## begin Records to process

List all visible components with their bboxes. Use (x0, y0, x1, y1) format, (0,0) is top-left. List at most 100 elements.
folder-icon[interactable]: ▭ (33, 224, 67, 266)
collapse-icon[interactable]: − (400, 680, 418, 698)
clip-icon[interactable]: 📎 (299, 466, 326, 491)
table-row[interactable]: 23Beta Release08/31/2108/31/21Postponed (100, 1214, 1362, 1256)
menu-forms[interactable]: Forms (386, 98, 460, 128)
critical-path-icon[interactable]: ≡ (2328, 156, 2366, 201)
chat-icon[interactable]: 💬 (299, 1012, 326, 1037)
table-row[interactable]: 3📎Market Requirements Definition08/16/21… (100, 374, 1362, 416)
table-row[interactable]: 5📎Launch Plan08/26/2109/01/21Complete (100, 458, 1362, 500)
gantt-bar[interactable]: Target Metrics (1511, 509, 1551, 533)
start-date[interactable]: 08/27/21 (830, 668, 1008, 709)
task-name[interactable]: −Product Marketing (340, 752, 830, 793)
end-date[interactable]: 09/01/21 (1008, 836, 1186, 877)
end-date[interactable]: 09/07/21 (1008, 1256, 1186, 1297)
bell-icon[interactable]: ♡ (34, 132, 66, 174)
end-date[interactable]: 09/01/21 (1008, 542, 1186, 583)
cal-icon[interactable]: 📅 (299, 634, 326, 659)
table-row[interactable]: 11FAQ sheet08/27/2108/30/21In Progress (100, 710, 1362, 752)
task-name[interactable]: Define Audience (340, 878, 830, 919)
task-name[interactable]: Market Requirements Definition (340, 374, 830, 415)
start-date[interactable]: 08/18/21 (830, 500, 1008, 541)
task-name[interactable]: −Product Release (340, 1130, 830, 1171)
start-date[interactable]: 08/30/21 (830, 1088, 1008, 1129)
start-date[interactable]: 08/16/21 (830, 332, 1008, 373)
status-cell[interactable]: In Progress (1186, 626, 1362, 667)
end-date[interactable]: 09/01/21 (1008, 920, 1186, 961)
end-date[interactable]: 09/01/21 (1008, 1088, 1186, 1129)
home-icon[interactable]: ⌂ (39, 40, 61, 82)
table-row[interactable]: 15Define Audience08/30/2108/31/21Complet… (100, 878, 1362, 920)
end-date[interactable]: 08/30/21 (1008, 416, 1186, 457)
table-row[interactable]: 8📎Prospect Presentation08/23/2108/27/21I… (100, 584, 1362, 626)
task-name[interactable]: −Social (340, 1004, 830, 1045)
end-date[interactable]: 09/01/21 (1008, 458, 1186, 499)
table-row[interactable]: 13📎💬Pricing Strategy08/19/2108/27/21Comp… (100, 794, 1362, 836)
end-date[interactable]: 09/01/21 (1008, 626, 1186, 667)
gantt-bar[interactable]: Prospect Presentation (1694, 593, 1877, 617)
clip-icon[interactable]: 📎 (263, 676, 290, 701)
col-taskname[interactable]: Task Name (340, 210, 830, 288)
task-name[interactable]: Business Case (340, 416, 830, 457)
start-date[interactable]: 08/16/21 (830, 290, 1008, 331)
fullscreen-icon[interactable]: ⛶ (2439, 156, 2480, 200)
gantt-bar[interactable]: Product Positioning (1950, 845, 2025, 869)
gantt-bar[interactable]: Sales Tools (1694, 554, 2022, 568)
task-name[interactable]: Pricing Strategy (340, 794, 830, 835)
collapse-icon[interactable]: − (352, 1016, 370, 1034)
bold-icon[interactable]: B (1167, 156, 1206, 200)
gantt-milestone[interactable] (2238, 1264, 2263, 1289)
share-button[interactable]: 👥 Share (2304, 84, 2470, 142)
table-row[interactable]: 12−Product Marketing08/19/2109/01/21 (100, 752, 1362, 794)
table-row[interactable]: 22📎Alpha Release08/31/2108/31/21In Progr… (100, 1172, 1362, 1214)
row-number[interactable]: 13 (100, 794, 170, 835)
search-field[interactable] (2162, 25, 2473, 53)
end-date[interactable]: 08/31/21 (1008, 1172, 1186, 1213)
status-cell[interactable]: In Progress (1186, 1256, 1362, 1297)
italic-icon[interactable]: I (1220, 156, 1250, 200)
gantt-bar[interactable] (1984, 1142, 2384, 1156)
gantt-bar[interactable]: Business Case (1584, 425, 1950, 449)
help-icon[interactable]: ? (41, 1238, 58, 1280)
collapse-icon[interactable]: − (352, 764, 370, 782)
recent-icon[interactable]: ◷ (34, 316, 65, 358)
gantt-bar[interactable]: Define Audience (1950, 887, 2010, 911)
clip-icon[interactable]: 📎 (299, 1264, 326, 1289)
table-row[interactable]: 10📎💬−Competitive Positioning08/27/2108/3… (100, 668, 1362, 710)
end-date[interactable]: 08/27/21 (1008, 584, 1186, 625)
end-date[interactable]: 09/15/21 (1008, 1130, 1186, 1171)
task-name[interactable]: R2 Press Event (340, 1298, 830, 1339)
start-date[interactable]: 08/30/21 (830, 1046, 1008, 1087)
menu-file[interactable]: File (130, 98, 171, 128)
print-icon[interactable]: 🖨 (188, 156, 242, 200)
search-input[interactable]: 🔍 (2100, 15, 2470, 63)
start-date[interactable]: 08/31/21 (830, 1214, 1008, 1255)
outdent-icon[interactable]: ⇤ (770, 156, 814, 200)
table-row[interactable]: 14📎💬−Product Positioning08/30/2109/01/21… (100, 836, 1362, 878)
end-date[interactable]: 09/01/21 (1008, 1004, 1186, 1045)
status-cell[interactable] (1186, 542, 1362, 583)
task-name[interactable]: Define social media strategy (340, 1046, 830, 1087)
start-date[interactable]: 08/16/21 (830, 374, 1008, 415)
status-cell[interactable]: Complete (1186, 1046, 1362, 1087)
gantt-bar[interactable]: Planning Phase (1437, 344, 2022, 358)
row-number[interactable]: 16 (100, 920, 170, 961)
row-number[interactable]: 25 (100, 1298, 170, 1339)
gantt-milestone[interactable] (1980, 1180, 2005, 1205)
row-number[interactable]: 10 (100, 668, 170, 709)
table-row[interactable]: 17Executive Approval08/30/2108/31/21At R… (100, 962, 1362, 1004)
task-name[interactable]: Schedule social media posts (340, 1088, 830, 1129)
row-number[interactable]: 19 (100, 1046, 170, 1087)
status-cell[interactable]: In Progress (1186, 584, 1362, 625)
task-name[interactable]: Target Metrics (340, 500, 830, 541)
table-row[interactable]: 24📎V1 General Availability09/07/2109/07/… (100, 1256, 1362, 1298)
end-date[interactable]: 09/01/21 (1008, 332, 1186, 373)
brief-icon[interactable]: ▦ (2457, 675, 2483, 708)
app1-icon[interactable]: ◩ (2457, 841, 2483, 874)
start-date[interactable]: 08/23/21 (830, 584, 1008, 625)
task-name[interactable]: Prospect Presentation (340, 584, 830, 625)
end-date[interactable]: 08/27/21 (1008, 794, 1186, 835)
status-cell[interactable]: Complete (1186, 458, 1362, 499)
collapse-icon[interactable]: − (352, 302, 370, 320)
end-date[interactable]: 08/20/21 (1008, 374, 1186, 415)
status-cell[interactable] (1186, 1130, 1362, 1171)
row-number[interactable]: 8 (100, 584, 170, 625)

## end Records to process

• [Your task] Reproduce the listing from its first line through the line containing "table-row[interactable]: 23Beta Release08/31/2108/31/21Postponed", substituting "expand-icon" for "collapse-icon" and keeping everything else the same.

• [Output of the exercise]
List all visible components with their bboxes. Use (x0, y0, x1, y1) format, (0,0) is top-left. List at most 100 elements.
folder-icon[interactable]: ▭ (33, 224, 67, 266)
expand-icon[interactable]: − (400, 680, 418, 698)
clip-icon[interactable]: 📎 (299, 466, 326, 491)
table-row[interactable]: 23Beta Release08/31/2108/31/21Postponed (100, 1214, 1362, 1256)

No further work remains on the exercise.